[Begin DATA FOR PROCESSING]
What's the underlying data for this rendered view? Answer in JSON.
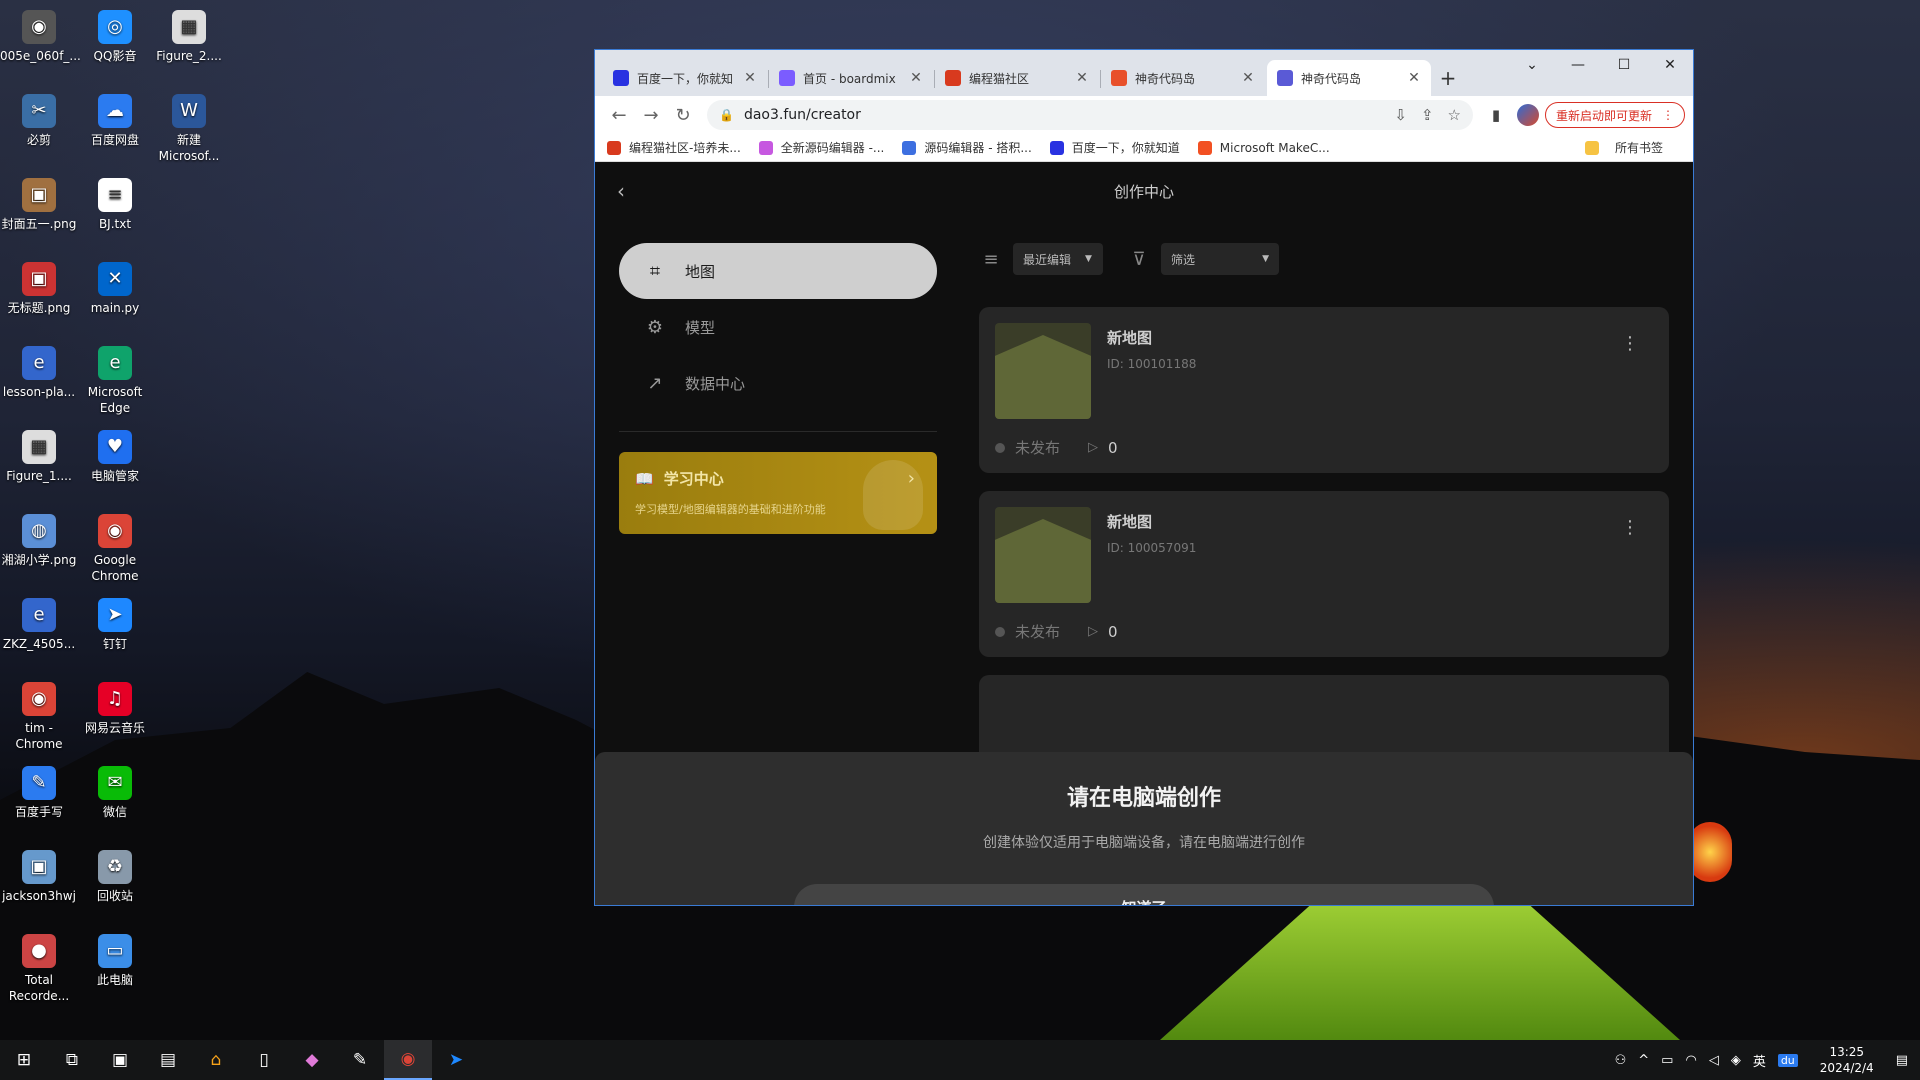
{
  "desktop": {
    "icons": [
      {
        "label": "005e_060f_...",
        "color": "#555555",
        "glyph": "◉"
      },
      {
        "label": "QQ影音",
        "color": "#1e90ff",
        "glyph": "◎"
      },
      {
        "label": "Figure_2....",
        "color": "#eeeeee",
        "glyph": "▦"
      },
      {
        "label": "必剪",
        "color": "#3a6ea5",
        "glyph": "✂"
      },
      {
        "label": "百度网盘",
        "color": "#2b7bf0",
        "glyph": "☁"
      },
      {
        "label": "新建 Microsof...",
        "color": "#2b579a",
        "glyph": "W"
      },
      {
        "label": "封面五一.png",
        "color": "#a07040",
        "glyph": "▣"
      },
      {
        "label": "BJ.txt",
        "color": "#ffffff",
        "glyph": "≡"
      },
      {
        "label": "无标题.png",
        "color": "#cc3333",
        "glyph": "▣"
      },
      {
        "label": "main.py",
        "color": "#0066cc",
        "glyph": "✕"
      },
      {
        "label": "lesson-pla...",
        "color": "#3366cc",
        "glyph": "e"
      },
      {
        "label": "Microsoft Edge",
        "color": "#0fa36b",
        "glyph": "e"
      },
      {
        "label": "Figure_1....",
        "color": "#eeeeee",
        "glyph": "▦"
      },
      {
        "label": "电脑管家",
        "color": "#1f6ff0",
        "glyph": "♥"
      },
      {
        "label": "湘湖小学.png",
        "color": "#5b8fd6",
        "glyph": "◍"
      },
      {
        "label": "Google Chrome",
        "color": "#db4437",
        "glyph": "◉"
      },
      {
        "label": "ZKZ_4505...",
        "color": "#3366cc",
        "glyph": "e"
      },
      {
        "label": "钉钉",
        "color": "#1e88ff",
        "glyph": "➤"
      },
      {
        "label": "tim - Chrome",
        "color": "#db4437",
        "glyph": "◉"
      },
      {
        "label": "网易云音乐",
        "color": "#e60026",
        "glyph": "♫"
      },
      {
        "label": "百度手写",
        "color": "#2b7bf0",
        "glyph": "✎"
      },
      {
        "label": "微信",
        "color": "#09bb07",
        "glyph": "✉"
      },
      {
        "label": "jackson3hwj",
        "color": "#6699cc",
        "glyph": "▣"
      },
      {
        "label": "回收站",
        "color": "#8899aa",
        "glyph": "♻"
      },
      {
        "label": "Total Recorde...",
        "color": "#cc4444",
        "glyph": "●"
      },
      {
        "label": "此电脑",
        "color": "#3b8ee8",
        "glyph": "▭"
      }
    ]
  },
  "browser": {
    "tabs": [
      {
        "label": "百度一下，你就知",
        "color": "#2932e1"
      },
      {
        "label": "首页 - boardmix",
        "color": "#7b5cff"
      },
      {
        "label": "编程猫社区",
        "color": "#d83a1e"
      },
      {
        "label": "神奇代码岛",
        "color": "#e8502a"
      },
      {
        "label": "神奇代码岛",
        "color": "#5a5ad6"
      }
    ],
    "url": "dao3.fun/creator",
    "update_label": "重新启动即可更新",
    "bookmarks": [
      {
        "label": "编程猫社区-培养未...",
        "color": "#d83a1e"
      },
      {
        "label": "全新源码编辑器 -...",
        "color": "#c658e0"
      },
      {
        "label": "源码编辑器 - 搭积...",
        "color": "#3d6fe0"
      },
      {
        "label": "百度一下，你就知道",
        "color": "#2932e1"
      },
      {
        "label": "Microsoft MakeC...",
        "color": "#f25022"
      }
    ],
    "all_bookmarks": "所有书签"
  },
  "page": {
    "title": "创作中心",
    "nav": [
      {
        "label": "地图",
        "icon": "🎮"
      },
      {
        "label": "模型",
        "icon": "⚙"
      },
      {
        "label": "数据中心",
        "icon": "📈"
      }
    ],
    "learn": {
      "title": "学习中心",
      "desc": "学习模型/地图编辑器的基础和进阶功能"
    },
    "sort_label": "最近编辑",
    "filter_label": "筛选",
    "maps": [
      {
        "title": "新地图",
        "id": "ID: 100101188",
        "status": "未发布",
        "plays": "0"
      },
      {
        "title": "新地图",
        "id": "ID: 100057091",
        "status": "未发布",
        "plays": "0"
      }
    ],
    "modal": {
      "title": "请在电脑端创作",
      "desc": "创建体验仅适用于电脑端设备，请在电脑端进行创作",
      "button": "知道了"
    }
  },
  "taskbar": {
    "lang": "英",
    "time": "13:25",
    "date": "2024/2/4"
  }
}
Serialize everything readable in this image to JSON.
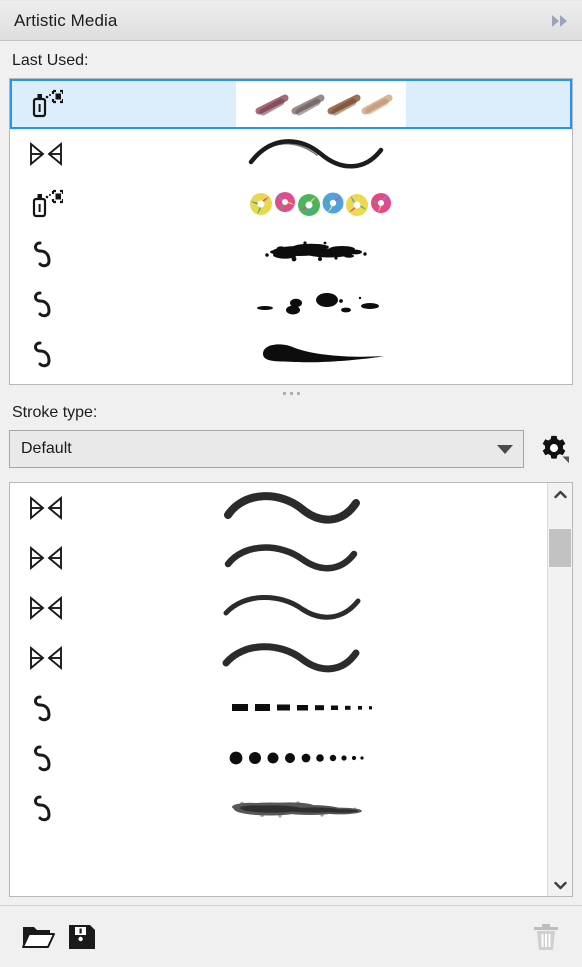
{
  "titlebar": {
    "title": "Artistic Media",
    "collapse_icon": "double-chevron-right-icon"
  },
  "last_used": {
    "label": "Last Used:",
    "items": [
      {
        "icon": "sprayer-icon",
        "preview": "brush-strokes-tan",
        "selected": true
      },
      {
        "icon": "preset-bowtie-icon",
        "preview": "s-curve-calligraphic",
        "selected": false
      },
      {
        "icon": "sprayer-icon",
        "preview": "pinwheel-sprayer-colorful",
        "selected": false
      },
      {
        "icon": "brush-stroke-icon",
        "preview": "splatter-stroke",
        "selected": false
      },
      {
        "icon": "brush-stroke-icon",
        "preview": "ink-blobs-stroke",
        "selected": false
      },
      {
        "icon": "brush-stroke-icon",
        "preview": "teardrop-taper-stroke",
        "selected": false
      }
    ]
  },
  "splitter": {
    "grip_dots": 3
  },
  "stroke_type": {
    "label": "Stroke type:",
    "selected": "Default",
    "options": [
      "Default"
    ],
    "dropdown_icon": "chevron-down-icon",
    "settings_icon": "gear-icon"
  },
  "stroke_list": {
    "items": [
      {
        "icon": "preset-bowtie-icon",
        "preview": "wave-thick-tapered"
      },
      {
        "icon": "preset-bowtie-icon",
        "preview": "wave-medium-tapered"
      },
      {
        "icon": "preset-bowtie-icon",
        "preview": "wave-thin-even"
      },
      {
        "icon": "preset-bowtie-icon",
        "preview": "wave-bold-tapered"
      },
      {
        "icon": "brush-stroke-icon",
        "preview": "dashes-decreasing"
      },
      {
        "icon": "brush-stroke-icon",
        "preview": "dots-decreasing"
      },
      {
        "icon": "brush-stroke-icon",
        "preview": "charcoal-rough-stroke"
      }
    ],
    "scrollbar": {
      "up_icon": "chevron-up-icon",
      "down_icon": "chevron-down-icon",
      "thumb_position": "near-top"
    }
  },
  "footer": {
    "buttons": [
      {
        "name": "browse",
        "icon": "folder-open-icon",
        "enabled": true
      },
      {
        "name": "save",
        "icon": "floppy-save-icon",
        "enabled": true
      },
      {
        "name": "delete",
        "icon": "trash-icon",
        "enabled": false
      }
    ]
  },
  "colors": {
    "panel_bg": "#f0f0f0",
    "titlebar_bg": "#e6e6e6",
    "list_bg": "#ffffff",
    "selection_fill": "#dceefc",
    "selection_border": "#2196f3",
    "border": "#b8b8b8",
    "text": "#1c1c1c",
    "icon_dark": "#1a1a1a",
    "icon_disabled": "#bdbdbd",
    "scrollbar_thumb": "#c2c2c2",
    "combo_bg": "#e9e9e9"
  }
}
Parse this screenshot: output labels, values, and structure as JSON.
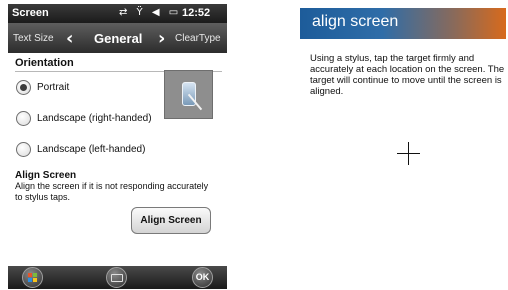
{
  "status_bar": {
    "title": "Screen",
    "icons": [
      "sync-icon",
      "signal-icon",
      "volume-icon",
      "battery-icon"
    ],
    "icon_glyphs": "⇄ Ÿ ◀ ▭",
    "time": "12:52"
  },
  "tabs": {
    "prev": "Text Size",
    "current": "General",
    "next": "ClearType"
  },
  "orientation": {
    "heading": "Orientation",
    "options": [
      {
        "label": "Portrait",
        "selected": true
      },
      {
        "label": "Landscape (right-handed)",
        "selected": false
      },
      {
        "label": "Landscape (left-handed)",
        "selected": false
      }
    ]
  },
  "align": {
    "heading": "Align Screen",
    "description": "Align the screen if it is not responding accurately to stylus taps.",
    "button_label": "Align Screen"
  },
  "softkeys": {
    "ok_label": "OK"
  },
  "calibration": {
    "title": "align screen",
    "instructions": "Using a stylus, tap the target firmly and accurately at each location on the screen. The target will continue to move until the screen is aligned."
  },
  "colors": {
    "header_blue": "#1d5c9a",
    "header_orange": "#d86a1c",
    "bar_dark": "#2c2c2c"
  }
}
[End DATA FOR PROCESSING]
#### PROBLEM DETAILS:
Find the word "down" and list each line it appears in.

#### EXERCISE OUTPUT:
    "dropdown_icon": "chevron-down-icon",
      "down_icon": "chevron-down-icon",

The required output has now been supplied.